▶ Stored data

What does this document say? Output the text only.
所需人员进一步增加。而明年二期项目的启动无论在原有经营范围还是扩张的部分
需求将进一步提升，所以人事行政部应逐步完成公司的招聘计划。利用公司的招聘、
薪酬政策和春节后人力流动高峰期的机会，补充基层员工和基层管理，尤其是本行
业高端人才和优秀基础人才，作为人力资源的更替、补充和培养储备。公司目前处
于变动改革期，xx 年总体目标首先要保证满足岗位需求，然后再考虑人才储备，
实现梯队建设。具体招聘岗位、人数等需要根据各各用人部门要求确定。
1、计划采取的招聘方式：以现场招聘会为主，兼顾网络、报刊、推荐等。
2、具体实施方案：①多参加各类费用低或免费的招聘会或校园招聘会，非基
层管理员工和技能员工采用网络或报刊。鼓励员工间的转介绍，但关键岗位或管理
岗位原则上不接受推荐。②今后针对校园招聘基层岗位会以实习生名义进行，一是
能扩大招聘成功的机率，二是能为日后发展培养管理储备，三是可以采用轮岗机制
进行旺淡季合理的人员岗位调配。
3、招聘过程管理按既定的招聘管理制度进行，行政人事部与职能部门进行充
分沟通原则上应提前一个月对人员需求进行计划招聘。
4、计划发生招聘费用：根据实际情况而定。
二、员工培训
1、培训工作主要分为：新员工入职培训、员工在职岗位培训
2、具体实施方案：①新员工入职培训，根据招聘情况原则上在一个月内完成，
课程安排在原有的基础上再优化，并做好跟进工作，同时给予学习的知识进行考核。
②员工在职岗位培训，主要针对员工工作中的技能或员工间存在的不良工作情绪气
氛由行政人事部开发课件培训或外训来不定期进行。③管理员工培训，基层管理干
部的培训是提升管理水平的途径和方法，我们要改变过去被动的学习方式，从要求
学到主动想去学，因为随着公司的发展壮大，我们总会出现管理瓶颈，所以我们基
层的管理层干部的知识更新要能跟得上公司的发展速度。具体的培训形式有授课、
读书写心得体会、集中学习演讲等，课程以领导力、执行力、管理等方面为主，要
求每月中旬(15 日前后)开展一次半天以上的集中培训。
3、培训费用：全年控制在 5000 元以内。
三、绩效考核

▶ Exercise objective
Send back every record, precisely as written.

▶ Solution for this problem
What does this document say? Output the text only.
所需人员进一步增加。而明年二期项目的启动无论在原有经营范围还是扩张的部分
需求将进一步提升，所以人事行政部应逐步完成公司的招聘计划。利用公司的招聘、
薪酬政策和春节后人力流动高峰期的机会，补充基层员工和基层管理，尤其是本行
业高端人才和优秀基础人才，作为人力资源的更替、补充和培养储备。公司目前处
于变动改革期，xx 年总体目标首先要保证满足岗位需求，然后再考虑人才储备，
实现梯队建设。具体招聘岗位、人数等需要根据各各用人部门要求确定。
1、计划采取的招聘方式：以现场招聘会为主，兼顾网络、报刊、推荐等。
2、具体实施方案：①多参加各类费用低或免费的招聘会或校园招聘会，非基
层管理员工和技能员工采用网络或报刊。鼓励员工间的转介绍，但关键岗位或管理
岗位原则上不接受推荐。②今后针对校园招聘基层岗位会以实习生名义进行，一是
能扩大招聘成功的机率，二是能为日后发展培养管理储备，三是可以采用轮岗机制
进行旺淡季合理的人员岗位调配。
3、招聘过程管理按既定的招聘管理制度进行，行政人事部与职能部门进行充
分沟通原则上应提前一个月对人员需求进行计划招聘。
4、计划发生招聘费用：根据实际情况而定。
二、员工培训
1、培训工作主要分为：新员工入职培训、员工在职岗位培训
2、具体实施方案：①新员工入职培训，根据招聘情况原则上在一个月内完成，
课程安排在原有的基础上再优化，并做好跟进工作，同时给予学习的知识进行考核。
②员工在职岗位培训，主要针对员工工作中的技能或员工间存在的不良工作情绪气
氛由行政人事部开发课件培训或外训来不定期进行。③管理员工培训，基层管理干
部的培训是提升管理水平的途径和方法，我们要改变过去被动的学习方式，从要求
学到主动想去学，因为随着公司的发展壮大，我们总会出现管理瓶颈，所以我们基
层的管理层干部的知识更新要能跟得上公司的发展速度。具体的培训形式有授课、
读书写心得体会、集中学习演讲等，课程以领导力、执行力、管理等方面为主，要
求每月中旬(15 日前后)开展一次半天以上的集中培训。
3、培训费用：全年控制在 5000 元以内。
三、绩效考核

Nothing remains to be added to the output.